Output the material exactly, but drop every image it holds.

[Extracted data entries]
=======
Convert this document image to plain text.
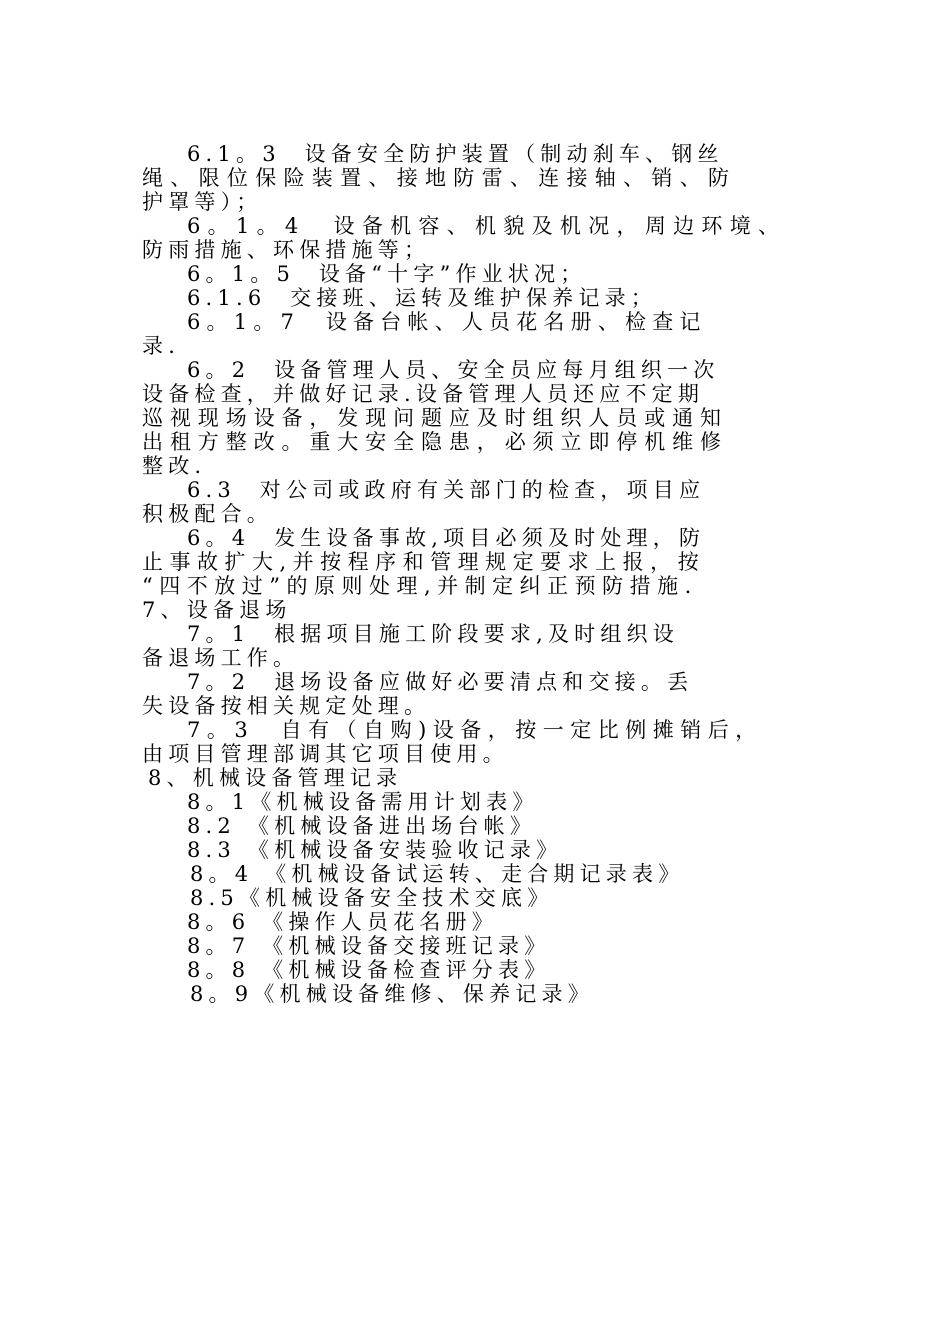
6.1。3  设备安全防护装置（制动刹车、钢丝

绳、限位保险装置、接地防雷、连接轴、销、防

护罩等）；

6。1。4  设备机容、机貌及机况，周边环境、

防雨措施、环保措施等；

6。1。5  设备“十字”作业状况；

6.1.6  交接班、运转及维护保养记录；

6。1。7  设备台帐、人员花名册、检查记

录.

6。2  设备管理人员、安全员应每月组织一次

设备检查，并做好记录.设备管理人员还应不定期

巡视现场设备，发现问题应及时组织人员或通知

出租方整改。重大安全隐患，必须立即停机维修

整改.

6.3  对公司或政府有关部门的检查，项目应

积极配合。

6。4  发生设备事故,项目必须及时处理，防

止事故扩大,并按程序和管理规定要求上报，按

“四不放过”的原则处理,并制定纠正预防措施.

7、设备退场

7。1  根据项目施工阶段要求,及时组织设

备退场工作。

7。2  退场设备应做好必要清点和交接。丢

失设备按相关规定处理。

7。3  自有（自购)设备，按一定比例摊销后，

由项目管理部调其它项目使用。

8、机械设备管理记录

8。1《机械设备需用计划表》

8.2 《机械设备进出场台帐》

8.3 《机械设备安装验收记录》

8。4 《机械设备试运转、走合期记录表》

8.5《机械设备安全技术交底》

8。6 《操作人员花名册》

8。7 《机械设备交接班记录》

8。8 《机械设备检查评分表》

8。9《机械设备维修、保养记录》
=======
ANSWER BELOW.
Convert this document image to plain text.
6.1。3  设备安全防护装置（制动刹车、钢丝

绳、限位保险装置、接地防雷、连接轴、销、防

护罩等）；

6。1。4  设备机容、机貌及机况，周边环境、

防雨措施、环保措施等；

6。1。5  设备“十字”作业状况；

6.1.6  交接班、运转及维护保养记录；

6。1。7  设备台帐、人员花名册、检查记

录.

6。2  设备管理人员、安全员应每月组织一次

设备检查，并做好记录.设备管理人员还应不定期

巡视现场设备，发现问题应及时组织人员或通知

出租方整改。重大安全隐患，必须立即停机维修

整改.

6.3  对公司或政府有关部门的检查，项目应

积极配合。

6。4  发生设备事故,项目必须及时处理，防

止事故扩大,并按程序和管理规定要求上报，按

“四不放过”的原则处理,并制定纠正预防措施.

7、设备退场

7。1  根据项目施工阶段要求,及时组织设

备退场工作。

7。2  退场设备应做好必要清点和交接。丢

失设备按相关规定处理。

7。3  自有（自购)设备，按一定比例摊销后，

由项目管理部调其它项目使用。

8、机械设备管理记录

8。1《机械设备需用计划表》

8.2 《机械设备进出场台帐》

8.3 《机械设备安装验收记录》

8。4 《机械设备试运转、走合期记录表》

8.5《机械设备安全技术交底》

8。6 《操作人员花名册》

8。7 《机械设备交接班记录》

8。8 《机械设备检查评分表》

8。9《机械设备维修、保养记录》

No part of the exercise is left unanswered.